Rewrite every line of the data below as a numbered list, skipping any blank lines.

--- start of RECORDS TO PROCESS ---

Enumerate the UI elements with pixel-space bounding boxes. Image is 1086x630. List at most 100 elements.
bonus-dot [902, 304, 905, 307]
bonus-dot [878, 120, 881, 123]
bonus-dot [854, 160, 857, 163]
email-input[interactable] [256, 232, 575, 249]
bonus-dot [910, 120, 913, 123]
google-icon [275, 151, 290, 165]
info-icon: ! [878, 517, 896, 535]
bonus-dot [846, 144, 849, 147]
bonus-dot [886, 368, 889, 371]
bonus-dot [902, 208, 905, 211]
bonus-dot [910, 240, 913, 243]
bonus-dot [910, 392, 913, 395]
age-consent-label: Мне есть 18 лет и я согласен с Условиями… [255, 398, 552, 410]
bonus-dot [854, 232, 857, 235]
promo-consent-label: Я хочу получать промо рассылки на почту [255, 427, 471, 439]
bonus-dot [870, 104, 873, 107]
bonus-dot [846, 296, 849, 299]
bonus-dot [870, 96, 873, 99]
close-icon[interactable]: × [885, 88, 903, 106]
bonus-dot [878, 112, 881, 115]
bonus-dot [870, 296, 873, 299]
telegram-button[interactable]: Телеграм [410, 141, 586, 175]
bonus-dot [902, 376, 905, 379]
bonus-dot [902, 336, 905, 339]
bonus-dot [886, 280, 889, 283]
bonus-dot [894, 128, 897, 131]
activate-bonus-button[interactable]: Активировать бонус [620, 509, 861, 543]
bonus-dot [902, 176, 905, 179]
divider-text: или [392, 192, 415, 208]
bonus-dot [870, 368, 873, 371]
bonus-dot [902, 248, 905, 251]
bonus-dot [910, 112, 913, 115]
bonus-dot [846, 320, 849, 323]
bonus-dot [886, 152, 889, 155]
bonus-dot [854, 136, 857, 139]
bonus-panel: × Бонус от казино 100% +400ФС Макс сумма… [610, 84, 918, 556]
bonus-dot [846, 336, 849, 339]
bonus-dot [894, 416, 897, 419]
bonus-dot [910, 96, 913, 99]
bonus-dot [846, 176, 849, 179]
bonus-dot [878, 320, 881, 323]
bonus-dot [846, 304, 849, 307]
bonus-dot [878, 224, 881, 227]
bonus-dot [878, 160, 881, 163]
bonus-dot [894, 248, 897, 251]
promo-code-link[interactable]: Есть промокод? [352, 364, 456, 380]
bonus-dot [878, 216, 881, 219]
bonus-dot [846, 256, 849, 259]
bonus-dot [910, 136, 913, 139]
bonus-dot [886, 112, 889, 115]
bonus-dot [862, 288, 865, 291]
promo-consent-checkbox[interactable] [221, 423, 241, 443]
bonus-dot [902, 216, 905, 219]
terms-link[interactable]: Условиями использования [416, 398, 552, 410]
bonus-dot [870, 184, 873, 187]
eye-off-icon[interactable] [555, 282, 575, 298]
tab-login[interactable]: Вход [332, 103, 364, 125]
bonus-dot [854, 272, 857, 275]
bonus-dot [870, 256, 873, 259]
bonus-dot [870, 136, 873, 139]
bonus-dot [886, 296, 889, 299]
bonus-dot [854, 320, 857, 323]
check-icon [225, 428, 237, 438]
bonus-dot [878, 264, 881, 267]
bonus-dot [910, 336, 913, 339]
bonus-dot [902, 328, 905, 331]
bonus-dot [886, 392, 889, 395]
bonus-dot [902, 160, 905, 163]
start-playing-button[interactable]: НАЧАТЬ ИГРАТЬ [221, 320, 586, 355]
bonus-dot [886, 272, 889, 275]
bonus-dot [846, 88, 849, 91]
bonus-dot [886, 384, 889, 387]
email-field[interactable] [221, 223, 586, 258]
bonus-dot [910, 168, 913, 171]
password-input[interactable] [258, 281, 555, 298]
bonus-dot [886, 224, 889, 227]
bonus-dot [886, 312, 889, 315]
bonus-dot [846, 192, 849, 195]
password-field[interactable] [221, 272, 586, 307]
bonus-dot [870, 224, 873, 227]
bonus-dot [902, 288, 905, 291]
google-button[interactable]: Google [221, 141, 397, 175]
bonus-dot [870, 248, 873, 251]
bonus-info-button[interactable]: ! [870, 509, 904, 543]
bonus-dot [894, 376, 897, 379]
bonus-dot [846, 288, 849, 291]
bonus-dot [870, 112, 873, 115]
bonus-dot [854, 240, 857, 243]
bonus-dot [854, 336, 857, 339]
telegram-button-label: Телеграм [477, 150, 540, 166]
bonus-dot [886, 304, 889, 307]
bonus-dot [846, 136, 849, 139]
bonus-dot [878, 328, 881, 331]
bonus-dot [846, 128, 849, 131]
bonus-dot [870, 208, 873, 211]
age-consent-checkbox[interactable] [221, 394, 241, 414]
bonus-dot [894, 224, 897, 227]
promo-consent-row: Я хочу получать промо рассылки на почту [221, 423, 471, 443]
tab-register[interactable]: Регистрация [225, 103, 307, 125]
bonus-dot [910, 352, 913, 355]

--- end of RECORDS TO PROCESS ---

CORRECT ANSWER ▸
1. Enumerate the UI elements with pixel-space bounding boxes. Image is 1086x630. List at most 100 elements.
2. bonus-dot [902, 304, 905, 307]
3. bonus-dot [878, 120, 881, 123]
4. bonus-dot [854, 160, 857, 163]
5. email-input[interactable] [256, 232, 575, 249]
6. bonus-dot [910, 120, 913, 123]
7. google-icon [275, 151, 290, 165]
8. info-icon: ! [878, 517, 896, 535]
9. bonus-dot [846, 144, 849, 147]
10. bonus-dot [886, 368, 889, 371]
11. bonus-dot [902, 208, 905, 211]
12. bonus-dot [910, 240, 913, 243]
13. bonus-dot [910, 392, 913, 395]
14. age-consent-label: Мне есть 18 лет и я согласен с Условиями… [255, 398, 552, 410]
15. bonus-dot [854, 232, 857, 235]
16. promo-consent-label: Я хочу получать промо рассылки на почту [255, 427, 471, 439]
17. bonus-dot [870, 104, 873, 107]
18. bonus-dot [846, 296, 849, 299]
19. bonus-dot [870, 96, 873, 99]
20. close-icon[interactable]: × [885, 88, 903, 106]
21. bonus-dot [878, 112, 881, 115]
22. bonus-dot [870, 296, 873, 299]
23. telegram-button[interactable]: Телеграм [410, 141, 586, 175]
24. bonus-dot [902, 376, 905, 379]
25. bonus-dot [902, 336, 905, 339]
26. bonus-dot [886, 280, 889, 283]
27. bonus-dot [894, 128, 897, 131]
28. activate-bonus-button[interactable]: Активировать бонус [620, 509, 861, 543]
29. bonus-dot [902, 176, 905, 179]
30. divider-text: или [392, 192, 415, 208]
31. bonus-dot [870, 368, 873, 371]
32. bonus-dot [902, 248, 905, 251]
33. bonus-dot [910, 112, 913, 115]
34. bonus-dot [846, 320, 849, 323]
35. bonus-dot [886, 152, 889, 155]
36. bonus-dot [854, 136, 857, 139]
37. bonus-panel: × Бонус от казино 100% +400ФС Макс сумма… [610, 84, 918, 556]
38. bonus-dot [846, 336, 849, 339]
39. bonus-dot [894, 416, 897, 419]
40. bonus-dot [910, 96, 913, 99]
41. bonus-dot [846, 176, 849, 179]
42. bonus-dot [878, 320, 881, 323]
43. bonus-dot [846, 304, 849, 307]
44. bonus-dot [878, 224, 881, 227]
45. bonus-dot [878, 160, 881, 163]
46. bonus-dot [894, 248, 897, 251]
47. promo-code-link[interactable]: Есть промокод? [352, 364, 456, 380]
48. bonus-dot [878, 216, 881, 219]
49. bonus-dot [846, 256, 849, 259]
50. bonus-dot [910, 136, 913, 139]
51. bonus-dot [886, 112, 889, 115]
52. bonus-dot [862, 288, 865, 291]
53. promo-consent-checkbox[interactable] [221, 423, 241, 443]
54. bonus-dot [902, 216, 905, 219]
55. terms-link[interactable]: Условиями использования [416, 398, 552, 410]
56. bonus-dot [870, 184, 873, 187]
57. eye-off-icon[interactable] [555, 282, 575, 298]
58. tab-login[interactable]: Вход [332, 103, 364, 125]
59. bonus-dot [854, 272, 857, 275]
60. bonus-dot [870, 256, 873, 259]
61. bonus-dot [870, 136, 873, 139]
62. bonus-dot [886, 296, 889, 299]
63. bonus-dot [854, 320, 857, 323]
64. check-icon [225, 428, 237, 438]
65. bonus-dot [878, 264, 881, 267]
66. bonus-dot [910, 336, 913, 339]
67. bonus-dot [902, 328, 905, 331]
68. bonus-dot [886, 392, 889, 395]
69. bonus-dot [902, 160, 905, 163]
70. start-playing-button[interactable]: НАЧАТЬ ИГРАТЬ [221, 320, 586, 355]
71. bonus-dot [886, 272, 889, 275]
72. bonus-dot [846, 88, 849, 91]
73. bonus-dot [886, 384, 889, 387]
74. email-field[interactable] [221, 223, 586, 258]
75. bonus-dot [910, 168, 913, 171]
76. password-input[interactable] [258, 281, 555, 298]
77. bonus-dot [886, 224, 889, 227]
78. bonus-dot [886, 312, 889, 315]
79. bonus-dot [846, 192, 849, 195]
80. password-field[interactable] [221, 272, 586, 307]
81. bonus-dot [870, 224, 873, 227]
82. bonus-dot [902, 288, 905, 291]
83. google-button[interactable]: Google [221, 141, 397, 175]
84. bonus-dot [870, 248, 873, 251]
85. bonus-info-button[interactable]: ! [870, 509, 904, 543]
86. bonus-dot [894, 376, 897, 379]
87. bonus-dot [846, 288, 849, 291]
88. bonus-dot [870, 112, 873, 115]
89. bonus-dot [854, 240, 857, 243]
90. bonus-dot [854, 336, 857, 339]
91. telegram-button-label: Телеграм [477, 150, 540, 166]
92. bonus-dot [886, 304, 889, 307]
93. bonus-dot [846, 136, 849, 139]
94. bonus-dot [878, 328, 881, 331]
95. bonus-dot [846, 128, 849, 131]
96. bonus-dot [870, 208, 873, 211]
97. age-consent-checkbox[interactable] [221, 394, 241, 414]
98. bonus-dot [894, 224, 897, 227]
99. promo-consent-row: Я хочу получать промо рассылки на почту [221, 423, 471, 443]
100. tab-register[interactable]: Регистрация [225, 103, 307, 125]
101. bonus-dot [910, 352, 913, 355]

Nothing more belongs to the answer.